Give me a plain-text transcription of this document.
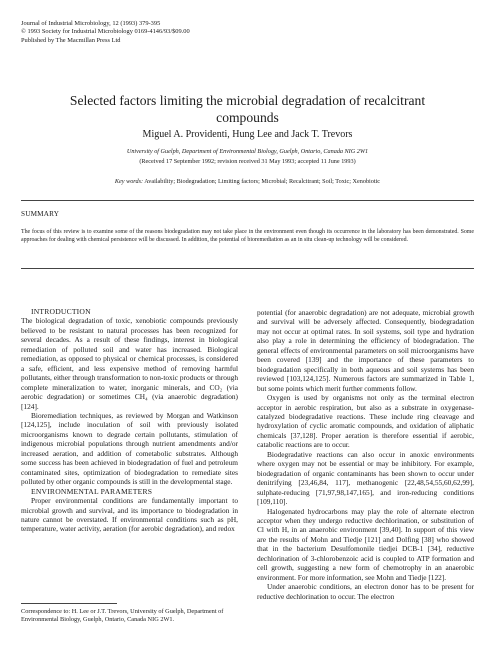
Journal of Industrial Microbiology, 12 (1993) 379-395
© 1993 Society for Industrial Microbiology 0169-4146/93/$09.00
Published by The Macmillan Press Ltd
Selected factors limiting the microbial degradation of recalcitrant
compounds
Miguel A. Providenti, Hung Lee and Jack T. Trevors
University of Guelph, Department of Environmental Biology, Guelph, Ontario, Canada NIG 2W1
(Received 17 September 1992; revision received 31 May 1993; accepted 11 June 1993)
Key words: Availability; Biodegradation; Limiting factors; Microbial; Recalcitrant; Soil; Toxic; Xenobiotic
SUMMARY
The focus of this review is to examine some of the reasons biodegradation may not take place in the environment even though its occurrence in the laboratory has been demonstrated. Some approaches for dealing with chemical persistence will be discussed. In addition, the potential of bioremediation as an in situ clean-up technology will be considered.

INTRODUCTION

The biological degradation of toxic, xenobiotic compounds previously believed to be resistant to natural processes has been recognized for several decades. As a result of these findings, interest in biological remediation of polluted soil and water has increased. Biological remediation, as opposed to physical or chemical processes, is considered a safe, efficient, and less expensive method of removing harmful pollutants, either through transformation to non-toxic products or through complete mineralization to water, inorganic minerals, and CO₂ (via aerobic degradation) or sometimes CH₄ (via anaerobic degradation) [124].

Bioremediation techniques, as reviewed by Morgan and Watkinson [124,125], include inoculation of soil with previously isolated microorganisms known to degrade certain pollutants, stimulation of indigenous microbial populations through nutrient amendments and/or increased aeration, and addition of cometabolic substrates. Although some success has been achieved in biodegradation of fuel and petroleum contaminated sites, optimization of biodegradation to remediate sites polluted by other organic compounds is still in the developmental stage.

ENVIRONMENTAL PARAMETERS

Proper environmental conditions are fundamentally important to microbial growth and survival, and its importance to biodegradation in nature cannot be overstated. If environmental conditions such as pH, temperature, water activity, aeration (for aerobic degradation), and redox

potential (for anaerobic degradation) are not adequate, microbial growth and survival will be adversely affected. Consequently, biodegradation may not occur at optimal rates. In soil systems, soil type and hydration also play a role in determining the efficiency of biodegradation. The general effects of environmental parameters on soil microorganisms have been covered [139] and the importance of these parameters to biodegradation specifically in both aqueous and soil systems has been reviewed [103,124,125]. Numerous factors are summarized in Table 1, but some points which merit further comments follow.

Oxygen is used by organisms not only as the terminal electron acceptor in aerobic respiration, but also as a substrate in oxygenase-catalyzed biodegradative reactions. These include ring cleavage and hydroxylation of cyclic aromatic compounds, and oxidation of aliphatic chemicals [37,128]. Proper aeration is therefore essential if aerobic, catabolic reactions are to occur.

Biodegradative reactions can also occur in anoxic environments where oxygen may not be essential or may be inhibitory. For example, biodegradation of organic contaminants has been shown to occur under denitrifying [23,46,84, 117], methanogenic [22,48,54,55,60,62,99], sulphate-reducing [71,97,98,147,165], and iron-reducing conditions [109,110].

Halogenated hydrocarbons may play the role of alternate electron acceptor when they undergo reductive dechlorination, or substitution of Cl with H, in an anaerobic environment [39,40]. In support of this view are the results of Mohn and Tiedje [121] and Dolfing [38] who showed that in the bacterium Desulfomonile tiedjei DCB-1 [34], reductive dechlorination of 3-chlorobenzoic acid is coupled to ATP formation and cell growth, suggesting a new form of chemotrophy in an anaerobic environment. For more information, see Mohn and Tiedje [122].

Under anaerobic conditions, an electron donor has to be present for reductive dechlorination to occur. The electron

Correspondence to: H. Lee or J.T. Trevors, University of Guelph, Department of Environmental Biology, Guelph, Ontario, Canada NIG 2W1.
◇ ◇ ◇ ◇
**EXERCISE BRIEF**
Please output each line above exactly and omit all images.

**SOLUTION**
Give me a plain-text transcription of this document.
Journal of Industrial Microbiology, 12 (1993) 379-395
© 1993 Society for Industrial Microbiology 0169-4146/93/$09.00
Published by The Macmillan Press Ltd
Selected factors limiting the microbial degradation of recalcitrant
compounds
Miguel A. Providenti, Hung Lee and Jack T. Trevors
University of Guelph, Department of Environmental Biology, Guelph, Ontario, Canada NIG 2W1
(Received 17 September 1992; revision received 31 May 1993; accepted 11 June 1993)
Key words: Availability; Biodegradation; Limiting factors; Microbial; Recalcitrant; Soil; Toxic; Xenobiotic
SUMMARY
The focus of this review is to examine some of the reasons biodegradation may not take place in the environment even though its occurrence in the laboratory has been demonstrated. Some approaches for dealing with chemical persistence will be discussed. In addition, the potential of bioremediation as an in situ clean-up technology will be considered.

INTRODUCTION

The biological degradation of toxic, xenobiotic compounds previously believed to be resistant to natural processes has been recognized for several decades. As a result of these findings, interest in biological remediation of polluted soil and water has increased. Biological remediation, as opposed to physical or chemical processes, is considered a safe, efficient, and less expensive method of removing harmful pollutants, either through transformation to non-toxic products or through complete mineralization to water, inorganic minerals, and CO₂ (via aerobic degradation) or sometimes CH₄ (via anaerobic degradation) [124].

Bioremediation techniques, as reviewed by Morgan and Watkinson [124,125], include inoculation of soil with previously isolated microorganisms known to degrade certain pollutants, stimulation of indigenous microbial populations through nutrient amendments and/or increased aeration, and addition of cometabolic substrates. Although some success has been achieved in biodegradation of fuel and petroleum contaminated sites, optimization of biodegradation to remediate sites polluted by other organic compounds is still in the developmental stage.

ENVIRONMENTAL PARAMETERS

Proper environmental conditions are fundamentally important to microbial growth and survival, and its importance to biodegradation in nature cannot be overstated. If environmental conditions such as pH, temperature, water activity, aeration (for aerobic degradation), and redox

potential (for anaerobic degradation) are not adequate, microbial growth and survival will be adversely affected. Consequently, biodegradation may not occur at optimal rates. In soil systems, soil type and hydration also play a role in determining the efficiency of biodegradation. The general effects of environmental parameters on soil microorganisms have been covered [139] and the importance of these parameters to biodegradation specifically in both aqueous and soil systems has been reviewed [103,124,125]. Numerous factors are summarized in Table 1, but some points which merit further comments follow.

Oxygen is used by organisms not only as the terminal electron acceptor in aerobic respiration, but also as a substrate in oxygenase-catalyzed biodegradative reactions. These include ring cleavage and hydroxylation of cyclic aromatic compounds, and oxidation of aliphatic chemicals [37,128]. Proper aeration is therefore essential if aerobic, catabolic reactions are to occur.

Biodegradative reactions can also occur in anoxic environments where oxygen may not be essential or may be inhibitory. For example, biodegradation of organic contaminants has been shown to occur under denitrifying [23,46,84, 117], methanogenic [22,48,54,55,60,62,99], sulphate-reducing [71,97,98,147,165], and iron-reducing conditions [109,110].

Halogenated hydrocarbons may play the role of alternate electron acceptor when they undergo reductive dechlorination, or substitution of Cl with H, in an anaerobic environment [39,40]. In support of this view are the results of Mohn and Tiedje [121] and Dolfing [38] who showed that in the bacterium Desulfomonile tiedjei DCB-1 [34], reductive dechlorination of 3-chlorobenzoic acid is coupled to ATP formation and cell growth, suggesting a new form of chemotrophy in an anaerobic environment. For more information, see Mohn and Tiedje [122].

Under anaerobic conditions, an electron donor has to be present for reductive dechlorination to occur. The electron

Correspondence to: H. Lee or J.T. Trevors, University of Guelph, Department of Environmental Biology, Guelph, Ontario, Canada NIG 2W1.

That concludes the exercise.